*DATA SUPPLIED*.

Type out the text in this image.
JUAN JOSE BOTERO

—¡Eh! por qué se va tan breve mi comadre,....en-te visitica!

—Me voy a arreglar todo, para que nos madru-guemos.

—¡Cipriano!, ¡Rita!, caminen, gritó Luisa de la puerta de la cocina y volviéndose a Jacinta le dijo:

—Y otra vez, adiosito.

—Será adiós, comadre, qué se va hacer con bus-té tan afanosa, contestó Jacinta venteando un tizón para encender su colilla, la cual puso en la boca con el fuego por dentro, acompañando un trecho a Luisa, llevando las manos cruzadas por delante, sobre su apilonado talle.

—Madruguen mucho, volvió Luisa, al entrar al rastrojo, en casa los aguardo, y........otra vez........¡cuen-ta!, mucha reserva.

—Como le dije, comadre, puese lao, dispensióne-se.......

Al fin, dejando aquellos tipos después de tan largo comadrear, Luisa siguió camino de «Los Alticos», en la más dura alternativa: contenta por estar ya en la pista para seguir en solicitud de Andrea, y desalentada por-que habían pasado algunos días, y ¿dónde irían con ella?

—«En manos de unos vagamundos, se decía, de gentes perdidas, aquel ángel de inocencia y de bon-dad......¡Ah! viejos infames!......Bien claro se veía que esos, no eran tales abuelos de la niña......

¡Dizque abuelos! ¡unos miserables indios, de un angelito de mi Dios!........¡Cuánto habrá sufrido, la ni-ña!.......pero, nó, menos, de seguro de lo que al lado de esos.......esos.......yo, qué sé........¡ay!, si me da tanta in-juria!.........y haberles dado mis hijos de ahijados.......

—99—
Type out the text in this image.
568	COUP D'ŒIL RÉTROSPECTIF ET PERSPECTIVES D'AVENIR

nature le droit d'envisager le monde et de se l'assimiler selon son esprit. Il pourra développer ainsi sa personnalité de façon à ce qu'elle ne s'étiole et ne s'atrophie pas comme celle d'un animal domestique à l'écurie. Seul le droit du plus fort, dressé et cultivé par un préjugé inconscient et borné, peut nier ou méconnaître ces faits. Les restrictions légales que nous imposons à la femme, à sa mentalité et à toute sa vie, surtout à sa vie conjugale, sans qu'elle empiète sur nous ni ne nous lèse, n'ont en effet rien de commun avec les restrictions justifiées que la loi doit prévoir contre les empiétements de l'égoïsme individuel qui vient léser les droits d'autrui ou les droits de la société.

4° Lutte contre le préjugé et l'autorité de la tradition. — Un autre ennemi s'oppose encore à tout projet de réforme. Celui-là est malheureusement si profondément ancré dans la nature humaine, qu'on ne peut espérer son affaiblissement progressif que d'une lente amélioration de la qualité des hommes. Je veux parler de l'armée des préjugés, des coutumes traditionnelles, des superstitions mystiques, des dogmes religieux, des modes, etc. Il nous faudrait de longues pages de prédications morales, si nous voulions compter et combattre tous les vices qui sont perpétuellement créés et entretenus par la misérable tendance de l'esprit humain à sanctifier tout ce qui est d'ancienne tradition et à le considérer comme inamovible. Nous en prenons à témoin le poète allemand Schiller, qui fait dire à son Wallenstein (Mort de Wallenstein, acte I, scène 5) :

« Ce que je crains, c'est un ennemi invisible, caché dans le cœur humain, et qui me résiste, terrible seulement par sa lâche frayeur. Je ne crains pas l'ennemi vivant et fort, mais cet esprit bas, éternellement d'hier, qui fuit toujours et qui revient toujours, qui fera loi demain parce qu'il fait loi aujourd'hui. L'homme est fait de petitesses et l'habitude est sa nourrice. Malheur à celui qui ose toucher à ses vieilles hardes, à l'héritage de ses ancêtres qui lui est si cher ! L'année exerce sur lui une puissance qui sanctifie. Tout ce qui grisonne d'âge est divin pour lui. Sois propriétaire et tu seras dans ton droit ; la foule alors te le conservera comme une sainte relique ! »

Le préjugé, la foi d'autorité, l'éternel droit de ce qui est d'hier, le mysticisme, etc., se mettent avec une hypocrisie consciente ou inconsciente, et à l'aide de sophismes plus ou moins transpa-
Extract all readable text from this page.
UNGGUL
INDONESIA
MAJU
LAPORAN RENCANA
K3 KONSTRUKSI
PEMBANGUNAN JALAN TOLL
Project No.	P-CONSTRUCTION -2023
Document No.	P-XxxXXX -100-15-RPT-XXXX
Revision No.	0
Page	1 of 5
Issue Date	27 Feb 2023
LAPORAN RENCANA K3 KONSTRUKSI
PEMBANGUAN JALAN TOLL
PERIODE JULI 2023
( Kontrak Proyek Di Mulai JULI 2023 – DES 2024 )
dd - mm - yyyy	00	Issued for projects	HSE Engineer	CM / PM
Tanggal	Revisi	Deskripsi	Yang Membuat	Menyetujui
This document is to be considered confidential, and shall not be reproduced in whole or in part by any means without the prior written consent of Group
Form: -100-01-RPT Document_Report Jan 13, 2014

*REQUIRED WORK*.
Pull out each line holding the string "autorité".

*SOLUTION FOR THIS PROBLEM*.
4° Lutte contre le préjugé et l'autorité de la tradition. — Un autre ennemi s'oppose encore à tout projet de réforme. Celui-là est malheureusement si profondément ancré dans la nature humaine, qu'on ne peut espérer son affaiblissement progressif que d'une lente amélioration de la qualité des hommes. Je veux parler de l'armée des préjugés, des coutumes traditionnelles, des superstitions mystiques, des dogmes religieux, des modes, etc. Il nous faudrait de longues pages de prédications morales, si nous voulions compter et combattre tous les vices qui sont perpétuellement créés et entretenus par la misérable tendance de l'esprit humain à sanctifier tout ce qui est d'ancienne tradition et à le considérer comme inamovible. Nous en prenons à témoin le poète allemand Schiller, qui fait dire à son Wallenstein (Mort de Wallenstein, acte I, scène 5) :
Le préjugé, la foi d'autorité, l'éternel droit de ce qui est d'hier, le mysticisme, etc., se mettent avec une hypocrisie consciente ou inconsciente, et à l'aide de sophismes plus ou moins transpa-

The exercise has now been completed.